[Stored data entries]
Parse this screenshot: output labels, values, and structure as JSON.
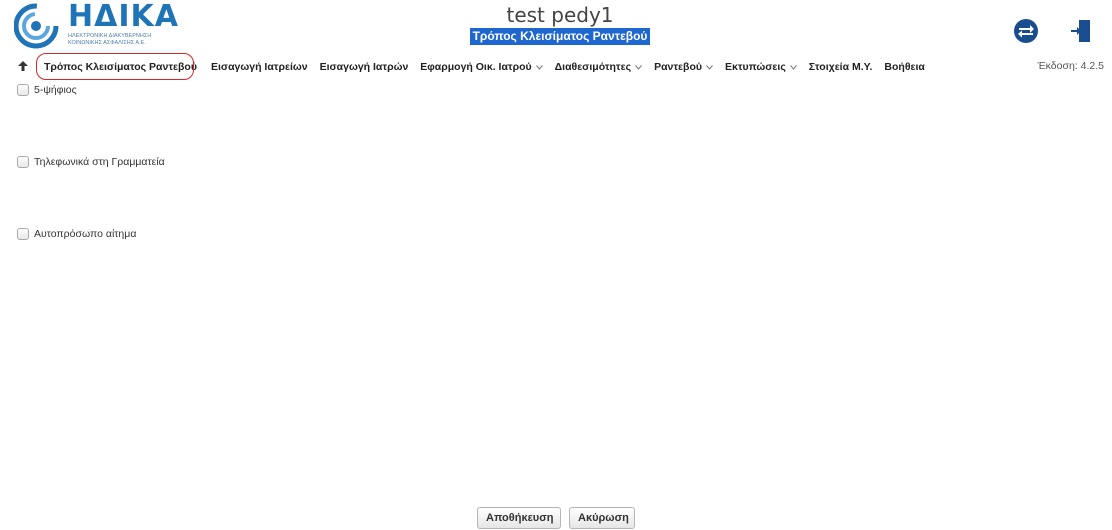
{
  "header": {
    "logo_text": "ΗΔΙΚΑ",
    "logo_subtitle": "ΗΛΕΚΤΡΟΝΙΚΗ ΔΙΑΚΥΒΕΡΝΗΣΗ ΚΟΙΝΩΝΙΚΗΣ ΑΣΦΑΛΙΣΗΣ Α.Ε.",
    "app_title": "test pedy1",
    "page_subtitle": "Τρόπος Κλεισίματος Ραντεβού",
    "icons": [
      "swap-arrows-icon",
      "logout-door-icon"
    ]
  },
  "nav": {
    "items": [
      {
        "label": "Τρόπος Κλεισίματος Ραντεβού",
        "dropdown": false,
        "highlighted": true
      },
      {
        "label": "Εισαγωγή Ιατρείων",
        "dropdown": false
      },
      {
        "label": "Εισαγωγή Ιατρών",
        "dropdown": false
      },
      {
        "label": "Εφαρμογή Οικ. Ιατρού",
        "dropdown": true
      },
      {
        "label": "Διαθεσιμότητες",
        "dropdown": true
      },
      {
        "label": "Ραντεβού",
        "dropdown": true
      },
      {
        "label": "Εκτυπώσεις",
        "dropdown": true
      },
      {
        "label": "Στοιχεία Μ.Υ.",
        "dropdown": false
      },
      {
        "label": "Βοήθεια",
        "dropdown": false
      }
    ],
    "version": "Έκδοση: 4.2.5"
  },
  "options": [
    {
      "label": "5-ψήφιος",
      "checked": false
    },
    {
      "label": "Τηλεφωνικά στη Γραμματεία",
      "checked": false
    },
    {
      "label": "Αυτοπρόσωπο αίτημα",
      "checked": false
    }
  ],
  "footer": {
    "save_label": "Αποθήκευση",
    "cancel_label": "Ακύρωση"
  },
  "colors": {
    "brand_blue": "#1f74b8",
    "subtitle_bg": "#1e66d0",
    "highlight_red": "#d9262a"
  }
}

WHAT IS ASKED – Copy each line above precisely, dropping the pictures.

WRITTEN ANSWER –
Parse this screenshot: output labels, values, and structure as JSON.
{
  "header": {
    "logo_text": "ΗΔΙΚΑ",
    "logo_subtitle": "ΗΛΕΚΤΡΟΝΙΚΗ ΔΙΑΚΥΒΕΡΝΗΣΗ ΚΟΙΝΩΝΙΚΗΣ ΑΣΦΑΛΙΣΗΣ Α.Ε.",
    "app_title": "test pedy1",
    "page_subtitle": "Τρόπος Κλεισίματος Ραντεβού",
    "icons": [
      "swap-arrows-icon",
      "logout-door-icon"
    ]
  },
  "nav": {
    "items": [
      {
        "label": "Τρόπος Κλεισίματος Ραντεβού",
        "dropdown": false,
        "highlighted": true
      },
      {
        "label": "Εισαγωγή Ιατρείων",
        "dropdown": false
      },
      {
        "label": "Εισαγωγή Ιατρών",
        "dropdown": false
      },
      {
        "label": "Εφαρμογή Οικ. Ιατρού",
        "dropdown": true
      },
      {
        "label": "Διαθεσιμότητες",
        "dropdown": true
      },
      {
        "label": "Ραντεβού",
        "dropdown": true
      },
      {
        "label": "Εκτυπώσεις",
        "dropdown": true
      },
      {
        "label": "Στοιχεία Μ.Υ.",
        "dropdown": false
      },
      {
        "label": "Βοήθεια",
        "dropdown": false
      }
    ],
    "version": "Έκδοση: 4.2.5"
  },
  "options": [
    {
      "label": "5-ψήφιος",
      "checked": false
    },
    {
      "label": "Τηλεφωνικά στη Γραμματεία",
      "checked": false
    },
    {
      "label": "Αυτοπρόσωπο αίτημα",
      "checked": false
    }
  ],
  "footer": {
    "save_label": "Αποθήκευση",
    "cancel_label": "Ακύρωση"
  },
  "colors": {
    "brand_blue": "#1f74b8",
    "subtitle_bg": "#1e66d0",
    "highlight_red": "#d9262a"
  }
}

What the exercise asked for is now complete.